• [Objective]: Extract each line of the data and write it out again exactly.

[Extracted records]
========================================

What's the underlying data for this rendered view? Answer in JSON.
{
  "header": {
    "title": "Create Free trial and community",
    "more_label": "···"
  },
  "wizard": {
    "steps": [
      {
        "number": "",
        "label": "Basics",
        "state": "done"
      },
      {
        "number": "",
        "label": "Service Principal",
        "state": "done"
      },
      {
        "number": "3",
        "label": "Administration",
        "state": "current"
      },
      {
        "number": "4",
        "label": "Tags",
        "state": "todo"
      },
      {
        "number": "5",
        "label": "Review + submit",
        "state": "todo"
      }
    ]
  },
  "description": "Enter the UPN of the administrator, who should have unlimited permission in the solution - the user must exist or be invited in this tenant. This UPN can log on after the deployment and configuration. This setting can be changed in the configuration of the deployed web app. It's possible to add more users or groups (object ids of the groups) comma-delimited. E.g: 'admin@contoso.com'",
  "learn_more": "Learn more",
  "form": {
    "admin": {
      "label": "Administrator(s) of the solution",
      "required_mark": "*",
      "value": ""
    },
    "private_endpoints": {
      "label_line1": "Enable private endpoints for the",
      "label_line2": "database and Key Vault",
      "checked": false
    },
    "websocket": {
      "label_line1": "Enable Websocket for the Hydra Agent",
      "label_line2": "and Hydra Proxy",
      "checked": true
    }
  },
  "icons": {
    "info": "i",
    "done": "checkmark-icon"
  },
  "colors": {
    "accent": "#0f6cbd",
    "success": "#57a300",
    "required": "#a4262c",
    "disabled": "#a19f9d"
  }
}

========================================

• [Final answer]:
What's the underlying data for this rendered view? Answer in JSON.
{
  "header": {
    "title": "Create Free trial and community",
    "more_label": "···"
  },
  "wizard": {
    "steps": [
      {
        "number": "",
        "label": "Basics",
        "state": "done"
      },
      {
        "number": "",
        "label": "Service Principal",
        "state": "done"
      },
      {
        "number": "3",
        "label": "Administration",
        "state": "current"
      },
      {
        "number": "4",
        "label": "Tags",
        "state": "todo"
      },
      {
        "number": "5",
        "label": "Review + submit",
        "state": "todo"
      }
    ]
  },
  "description": "Enter the UPN of the administrator, who should have unlimited permission in the solution - the user must exist or be invited in this tenant. This UPN can log on after the deployment and configuration. This setting can be changed in the configuration of the deployed web app. It's possible to add more users or groups (object ids of the groups) comma-delimited. E.g: 'admin@contoso.com'",
  "learn_more": "Learn more",
  "form": {
    "admin": {
      "label": "Administrator(s) of the solution",
      "required_mark": "*",
      "value": ""
    },
    "private_endpoints": {
      "label_line1": "Enable private endpoints for the",
      "label_line2": "database and Key Vault",
      "checked": false
    },
    "websocket": {
      "label_line1": "Enable Websocket for the Hydra Agent",
      "label_line2": "and Hydra Proxy",
      "checked": true
    }
  },
  "icons": {
    "info": "i",
    "done": "checkmark-icon"
  },
  "colors": {
    "accent": "#0f6cbd",
    "success": "#57a300",
    "required": "#a4262c",
    "disabled": "#a19f9d"
  }
}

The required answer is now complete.